Saved entries:
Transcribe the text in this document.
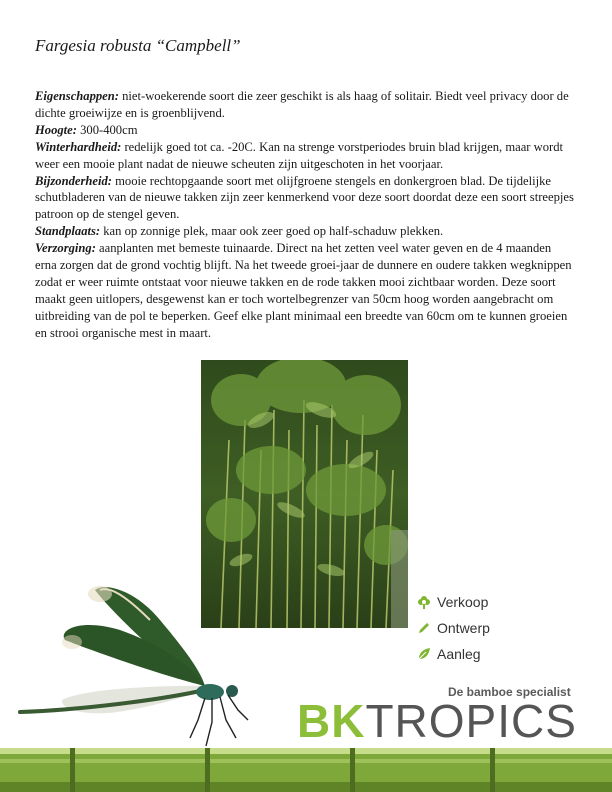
Fargesia robusta “Campbell”

Eigenschappen: niet-woekerende soort die zeer geschikt is als haag of solitair. Biedt veel privacy door de dichte groeiwijze en is groenblijvend.

Hoogte: 300-400cm

Winterhardheid: redelijk goed tot ca. -20C. Kan na strenge vorstperiodes bruin blad krijgen, maar wordt weer een mooie plant nadat de nieuwe scheuten zijn uitgeschoten in het voorjaar.

Bijzonderheid: mooie rechtopgaande soort met olijfgroene stengels en donkergroen blad. De tijdelijke schutbladeren van de nieuwe takken zijn zeer kenmerkend voor deze soort doordat deze een soort streepjes patroon op de stengel geven.

Standplaats: kan op zonnige plek, maar ook zeer goed op half-schaduw plekken.

Verzorging: aanplanten met bemeste tuinaarde. Direct na het zetten veel water geven en de 4 maanden erna zorgen dat de grond vochtig blijft. Na het tweede groei-jaar de dunnere en oudere takken wegknippen zodat er weer ruimte ontstaat voor nieuwe takken en de rode takken mooi zichtbaar worden. Deze soort maakt geen uitlopers, desgewenst kan er toch wortelbegrenzer van 50cm hoog worden aangebracht om uitbreiding van de pol te beperken. Geef elke plant minimaal een breedte van 60cm om te kunnen groeien en strooi organische mest in maart.

Verkoop
Ontwerp
Aanleg
De bamboe specialist
BKTROPICS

Goal: Repeat each record exactly as shown above, dropping all images.

Correct result:
Transcribe the text in this document.
Fargesia robusta “Campbell”

Eigenschappen: niet-woekerende soort die zeer geschikt is als haag of solitair. Biedt veel privacy door de dichte groeiwijze en is groenblijvend.

Hoogte: 300-400cm

Winterhardheid: redelijk goed tot ca. -20C. Kan na strenge vorstperiodes bruin blad krijgen, maar wordt weer een mooie plant nadat de nieuwe scheuten zijn uitgeschoten in het voorjaar.

Bijzonderheid: mooie rechtopgaande soort met olijfgroene stengels en donkergroen blad. De tijdelijke schutbladeren van de nieuwe takken zijn zeer kenmerkend voor deze soort doordat deze een soort streepjes patroon op de stengel geven.

Standplaats: kan op zonnige plek, maar ook zeer goed op half-schaduw plekken.

Verzorging: aanplanten met bemeste tuinaarde. Direct na het zetten veel water geven en de 4 maanden erna zorgen dat de grond vochtig blijft. Na het tweede groei-jaar de dunnere en oudere takken wegknippen zodat er weer ruimte ontstaat voor nieuwe takken en de rode takken mooi zichtbaar worden. Deze soort maakt geen uitlopers, desgewenst kan er toch wortelbegrenzer van 50cm hoog worden aangebracht om uitbreiding van de pol te beperken. Geef elke plant minimaal een breedte van 60cm om te kunnen groeien en strooi organische mest in maart.

Verkoop
Ontwerp
Aanleg
De bamboe specialist
BKTROPICS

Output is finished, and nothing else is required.